◆ RECORDS SHOWN

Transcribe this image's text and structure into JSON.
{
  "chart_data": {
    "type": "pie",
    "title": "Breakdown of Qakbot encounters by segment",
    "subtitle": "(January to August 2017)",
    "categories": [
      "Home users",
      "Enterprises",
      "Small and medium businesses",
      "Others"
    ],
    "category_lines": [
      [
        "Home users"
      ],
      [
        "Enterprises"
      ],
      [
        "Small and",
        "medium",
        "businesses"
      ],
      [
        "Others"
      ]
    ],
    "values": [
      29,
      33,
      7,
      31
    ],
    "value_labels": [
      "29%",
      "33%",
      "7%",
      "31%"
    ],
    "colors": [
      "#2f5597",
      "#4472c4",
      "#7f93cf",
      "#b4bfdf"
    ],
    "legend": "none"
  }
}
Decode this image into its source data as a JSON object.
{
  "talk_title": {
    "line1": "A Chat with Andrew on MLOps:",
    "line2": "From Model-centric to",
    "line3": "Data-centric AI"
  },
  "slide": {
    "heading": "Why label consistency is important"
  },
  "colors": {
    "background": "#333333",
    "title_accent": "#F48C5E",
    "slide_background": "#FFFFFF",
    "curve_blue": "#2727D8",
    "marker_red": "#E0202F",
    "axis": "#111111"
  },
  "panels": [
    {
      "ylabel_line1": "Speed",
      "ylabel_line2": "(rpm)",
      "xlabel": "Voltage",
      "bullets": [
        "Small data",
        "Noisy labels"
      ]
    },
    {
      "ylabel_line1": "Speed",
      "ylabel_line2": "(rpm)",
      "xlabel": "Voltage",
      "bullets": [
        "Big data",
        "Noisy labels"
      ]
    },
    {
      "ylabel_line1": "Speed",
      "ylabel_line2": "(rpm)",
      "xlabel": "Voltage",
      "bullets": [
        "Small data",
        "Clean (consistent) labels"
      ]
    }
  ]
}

◆ WORK TO BE COMPLETED
Transcribe the material above in its entirety. Match it exactly.

◆ CORRECT RESPONSE
Transcribe this image's text and structure into JSON.
{
  "chart_data": {
    "type": "pie",
    "title": "Breakdown of Qakbot encounters by segment",
    "subtitle": "(January to August 2017)",
    "categories": [
      "Home users",
      "Enterprises",
      "Small and medium businesses",
      "Others"
    ],
    "category_lines": [
      [
        "Home users"
      ],
      [
        "Enterprises"
      ],
      [
        "Small and",
        "medium",
        "businesses"
      ],
      [
        "Others"
      ]
    ],
    "values": [
      29,
      33,
      7,
      31
    ],
    "value_labels": [
      "29%",
      "33%",
      "7%",
      "31%"
    ],
    "colors": [
      "#2f5597",
      "#4472c4",
      "#7f93cf",
      "#b4bfdf"
    ],
    "legend": "none"
  }
}
Decode this image into its source data as a JSON object.
{
  "talk_title": {
    "line1": "A Chat with Andrew on MLOps:",
    "line2": "From Model-centric to",
    "line3": "Data-centric AI"
  },
  "slide": {
    "heading": "Why label consistency is important"
  },
  "colors": {
    "background": "#333333",
    "title_accent": "#F48C5E",
    "slide_background": "#FFFFFF",
    "curve_blue": "#2727D8",
    "marker_red": "#E0202F",
    "axis": "#111111"
  },
  "panels": [
    {
      "ylabel_line1": "Speed",
      "ylabel_line2": "(rpm)",
      "xlabel": "Voltage",
      "bullets": [
        "Small data",
        "Noisy labels"
      ]
    },
    {
      "ylabel_line1": "Speed",
      "ylabel_line2": "(rpm)",
      "xlabel": "Voltage",
      "bullets": [
        "Big data",
        "Noisy labels"
      ]
    },
    {
      "ylabel_line1": "Speed",
      "ylabel_line2": "(rpm)",
      "xlabel": "Voltage",
      "bullets": [
        "Small data",
        "Clean (consistent) labels"
      ]
    }
  ]
}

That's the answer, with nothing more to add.